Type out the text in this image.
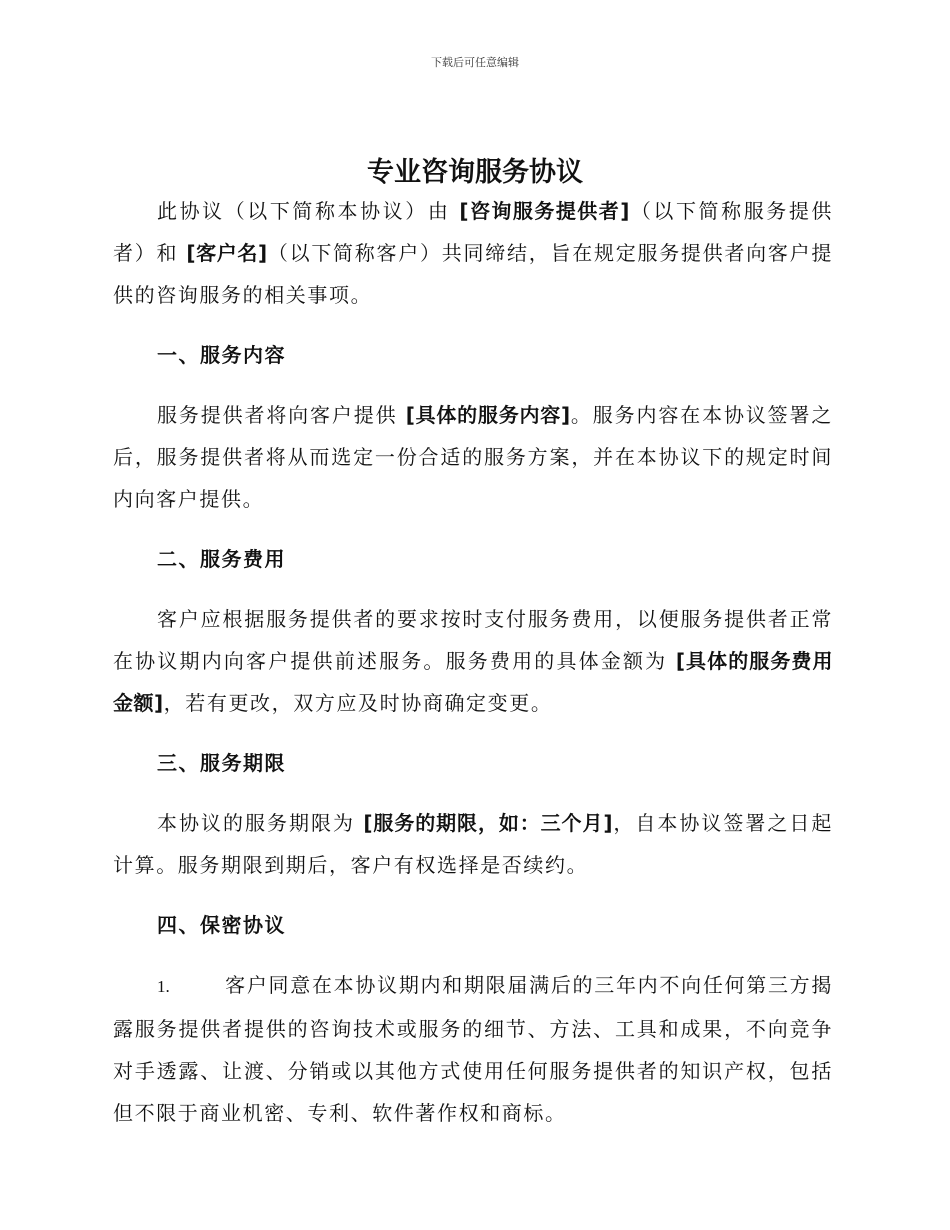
下载后可任意编辑
专业咨询服务协议

此协议（以下简称本协议）由 [咨询服务提供者]（以下简称服务提供者）和 [客户名]（以下简称客户）共同缔结，旨在规定服务提供者向客户提供的咨询服务的相关事项。

一、服务内容

服务提供者将向客户提供 [具体的服务内容]。服务内容在本协议签署之后，服务提供者将从而选定一份合适的服务方案，并在本协议下的规定时间内向客户提供。

二、服务费用

客户应根据服务提供者的要求按时支付服务费用，以便服务提供者正常在协议期内向客户提供前述服务。服务费用的具体金额为 [具体的服务费用金额]，若有更改，双方应及时协商确定变更。

三、服务期限

本协议的服务期限为 [服务的期限，如：三个月]，自本协议签署之日起计算。服务期限到期后，客户有权选择是否续约。

四、保密协议

1.	客户同意在本协议期内和期限届满后的三年内不向任何第三方揭露服务提供者提供的咨询技术或服务的细节、方法、工具和成果，不向竞争对手透露、让渡、分销或以其他方式使用任何服务提供者的知识产权，包括但不限于商业机密、专利、软件著作权和商标。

- _Exercise prompt_: The records above are to be restated exactly, without their pictures.

- _Output of the task_:
Type out the text in this image.
下载后可任意编辑
专业咨询服务协议

此协议（以下简称本协议）由 [咨询服务提供者]（以下简称服务提供者）和 [客户名]（以下简称客户）共同缔结，旨在规定服务提供者向客户提供的咨询服务的相关事项。

一、服务内容

服务提供者将向客户提供 [具体的服务内容]。服务内容在本协议签署之后，服务提供者将从而选定一份合适的服务方案，并在本协议下的规定时间内向客户提供。

二、服务费用

客户应根据服务提供者的要求按时支付服务费用，以便服务提供者正常在协议期内向客户提供前述服务。服务费用的具体金额为 [具体的服务费用金额]，若有更改，双方应及时协商确定变更。

三、服务期限

本协议的服务期限为 [服务的期限，如：三个月]，自本协议签署之日起计算。服务期限到期后，客户有权选择是否续约。

四、保密协议

1.	客户同意在本协议期内和期限届满后的三年内不向任何第三方揭露服务提供者提供的咨询技术或服务的细节、方法、工具和成果，不向竞争对手透露、让渡、分销或以其他方式使用任何服务提供者的知识产权，包括但不限于商业机密、专利、软件著作权和商标。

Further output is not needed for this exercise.